[A run of records]
↓

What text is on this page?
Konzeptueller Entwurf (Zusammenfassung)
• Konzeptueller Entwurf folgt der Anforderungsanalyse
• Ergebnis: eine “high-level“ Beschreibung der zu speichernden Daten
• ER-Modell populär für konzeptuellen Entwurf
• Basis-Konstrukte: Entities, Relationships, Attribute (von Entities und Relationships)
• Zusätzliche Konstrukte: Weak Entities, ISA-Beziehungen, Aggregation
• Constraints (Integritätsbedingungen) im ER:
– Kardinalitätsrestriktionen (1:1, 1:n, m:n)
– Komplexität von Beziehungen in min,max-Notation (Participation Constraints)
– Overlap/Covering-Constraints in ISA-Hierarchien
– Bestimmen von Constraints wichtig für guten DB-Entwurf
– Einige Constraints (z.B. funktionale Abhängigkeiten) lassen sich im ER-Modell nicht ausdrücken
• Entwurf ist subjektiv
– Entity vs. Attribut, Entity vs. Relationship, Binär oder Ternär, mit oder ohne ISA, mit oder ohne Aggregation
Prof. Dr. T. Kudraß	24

↑

# YOUR OBJECTIVE:
Your task is to extract all of the records exactly.

# ANSWER TO THIS PROBLEM:
What text is on this page?
Konzeptueller Entwurf (Zusammenfassung)
• Konzeptueller Entwurf folgt der Anforderungsanalyse
• Ergebnis: eine “high-level“ Beschreibung der zu speichernden Daten
• ER-Modell populär für konzeptuellen Entwurf
• Basis-Konstrukte: Entities, Relationships, Attribute (von Entities und Relationships)
• Zusätzliche Konstrukte: Weak Entities, ISA-Beziehungen, Aggregation
• Constraints (Integritätsbedingungen) im ER:
– Kardinalitätsrestriktionen (1:1, 1:n, m:n)
– Komplexität von Beziehungen in min,max-Notation (Participation Constraints)
– Overlap/Covering-Constraints in ISA-Hierarchien
– Bestimmen von Constraints wichtig für guten DB-Entwurf
– Einige Constraints (z.B. funktionale Abhängigkeiten) lassen sich im ER-Modell nicht ausdrücken
• Entwurf ist subjektiv
– Entity vs. Attribut, Entity vs. Relationship, Binär oder Ternär, mit oder ohne ISA, mit oder ohne Aggregation
Prof. Dr. T. Kudraß	24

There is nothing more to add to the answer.